Lines that hold the string "勤奋学习" are to be counted; give only their number.

[Dataset items]
● ● ● ● ● ● ●

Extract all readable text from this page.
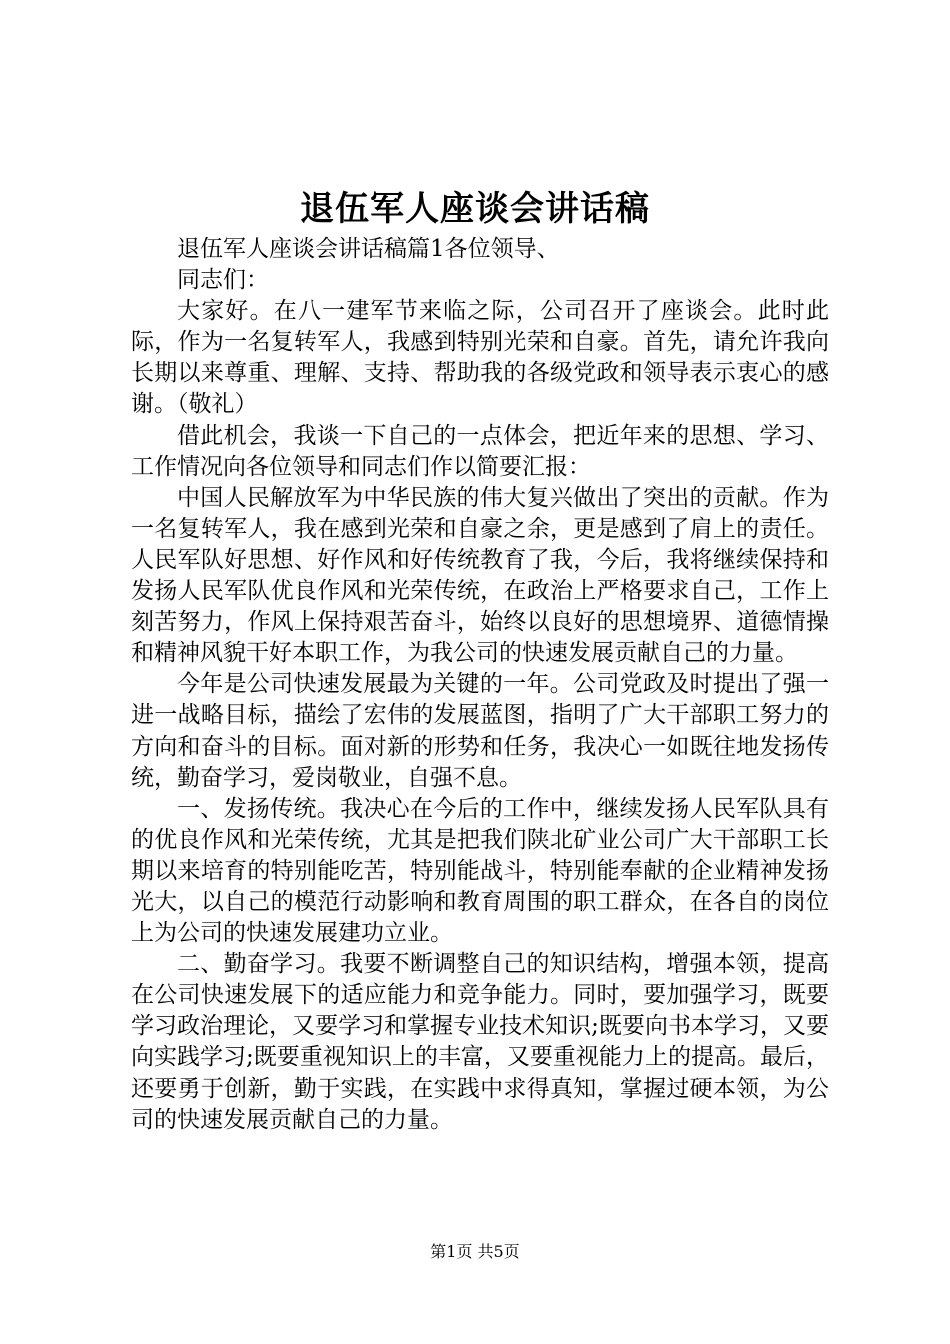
退伍军人座谈会讲话稿

退伍军人座谈会讲话稿篇1各位领导、

同志们：

大家好。在八一建军节来临之际，公司召开了座谈会。此时此际，作为一名复转军人，我感到特别光荣和自豪。首先，请允许我向长期以来尊重、理解、支持、帮助我的各级党政和领导表示衷心的感谢。（敬礼）

借此机会，我谈一下自己的一点体会，把近年来的思想、学习、工作情况向各位领导和同志们作以简要汇报：

中国人民解放军为中华民族的伟大复兴做出了突出的贡献。作为一名复转军人，我在感到光荣和自豪之余，更是感到了肩上的责任。人民军队好思想、好作风和好传统教育了我，今后，我将继续保持和发扬人民军队优良作风和光荣传统，在政治上严格要求自己，工作上刻苦努力，作风上保持艰苦奋斗，始终以良好的思想境界、道德情操和精神风貌干好本职工作，为我公司的快速发展贡献自己的力量。

今年是公司快速发展最为关键的一年。公司党政及时提出了强一进一战略目标，描绘了宏伟的发展蓝图，指明了广大干部职工努力的方向和奋斗的目标。面对新的形势和任务，我决心一如既往地发扬传统，勤奋学习，爱岗敬业，自强不息。

一、发扬传统。我决心在今后的工作中，继续发扬人民军队具有的优良作风和光荣传统，尤其是把我们陕北矿业公司广大干部职工长期以来培育的特别能吃苦，特别能战斗，特别能奉献的企业精神发扬光大，以自己的模范行动影响和教育周围的职工群众，在各自的岗位上为公司的快速发展建功立业。

二、勤奋学习。我要不断调整自己的知识结构，增强本领，提高在公司快速发展下的适应能力和竞争能力。同时，要加强学习，既要学习政治理论，又要学习和掌握专业技术知识;既要向书本学习，又要向实践学习;既要重视知识上的丰富，又要重视能力上的提高。最后，还要勇于创新，勤于实践，在实践中求得真知，掌握过硬本领，为公司的快速发展贡献自己的力量。

第1页 共5页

● ● ● ● ● ● ●

**FULL ANSWER:**
2